→ **What you need to do**:
Please output the records below in full, exactly as given, but without the images.

→ **Provided entries**:
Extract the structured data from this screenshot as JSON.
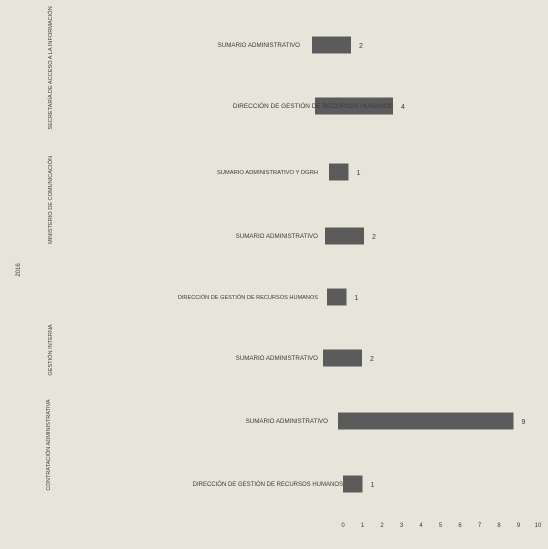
{
  "chart_data": {
    "type": "bar",
    "orientation": "horizontal",
    "title": "",
    "xlabel": "",
    "ylabel": "",
    "xlim": [
      0,
      10
    ],
    "x_ticks": [
      0,
      1,
      2,
      3,
      4,
      5,
      6,
      7,
      8,
      9,
      10
    ],
    "grid": false,
    "bar_color": "#5b5b5b",
    "year_label": "2016",
    "groups": [
      {
        "name": "SECRETARÍA DE ACCESO A LA INFORMACIÓN",
        "rows": [
          0,
          1
        ]
      },
      {
        "name": "MINISTERIO DE COMUNICACIÓN",
        "rows": [
          2,
          3,
          4
        ]
      },
      {
        "name": "GESTIÓN INTERNA",
        "rows": [
          5
        ]
      },
      {
        "name": "CONTRATACIÓN ADMINISTRATIVA",
        "rows": [
          6,
          7
        ]
      }
    ],
    "categories": [
      "SUMARIO ADMINISTRATIVO",
      "DIRECCIÓN DE GESTIÓN DE RECURSOS HUMANOS",
      "SUMARIO ADMINISTRATIVO Y DGRH",
      "SUMARIO ADMINISTRATIVO",
      "DIRECCIÓN DE GESTIÓN DE RECURSOS HUMANOS",
      "SUMARIO ADMINISTRATIVO",
      "SUMARIO ADMINISTRATIVO",
      "DIRECCIÓN DE GESTIÓN DE RECURSOS HUMANOS"
    ],
    "values": [
      2,
      4,
      1,
      2,
      1,
      2,
      9,
      1
    ]
  }
}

→ **Solution to this task**:
Extract the structured data from this screenshot as JSON.
{
  "chart_data": {
    "type": "bar",
    "orientation": "horizontal",
    "title": "",
    "xlabel": "",
    "ylabel": "",
    "xlim": [
      0,
      10
    ],
    "x_ticks": [
      0,
      1,
      2,
      3,
      4,
      5,
      6,
      7,
      8,
      9,
      10
    ],
    "grid": false,
    "bar_color": "#5b5b5b",
    "year_label": "2016",
    "groups": [
      {
        "name": "SECRETARÍA DE ACCESO A LA INFORMACIÓN",
        "rows": [
          0,
          1
        ]
      },
      {
        "name": "MINISTERIO DE COMUNICACIÓN",
        "rows": [
          2,
          3,
          4
        ]
      },
      {
        "name": "GESTIÓN INTERNA",
        "rows": [
          5
        ]
      },
      {
        "name": "CONTRATACIÓN ADMINISTRATIVA",
        "rows": [
          6,
          7
        ]
      }
    ],
    "categories": [
      "SUMARIO ADMINISTRATIVO",
      "DIRECCIÓN DE GESTIÓN DE RECURSOS HUMANOS",
      "SUMARIO ADMINISTRATIVO Y DGRH",
      "SUMARIO ADMINISTRATIVO",
      "DIRECCIÓN DE GESTIÓN DE RECURSOS HUMANOS",
      "SUMARIO ADMINISTRATIVO",
      "SUMARIO ADMINISTRATIVO",
      "DIRECCIÓN DE GESTIÓN DE RECURSOS HUMANOS"
    ],
    "values": [
      2,
      4,
      1,
      2,
      1,
      2,
      9,
      1
    ]
  }
}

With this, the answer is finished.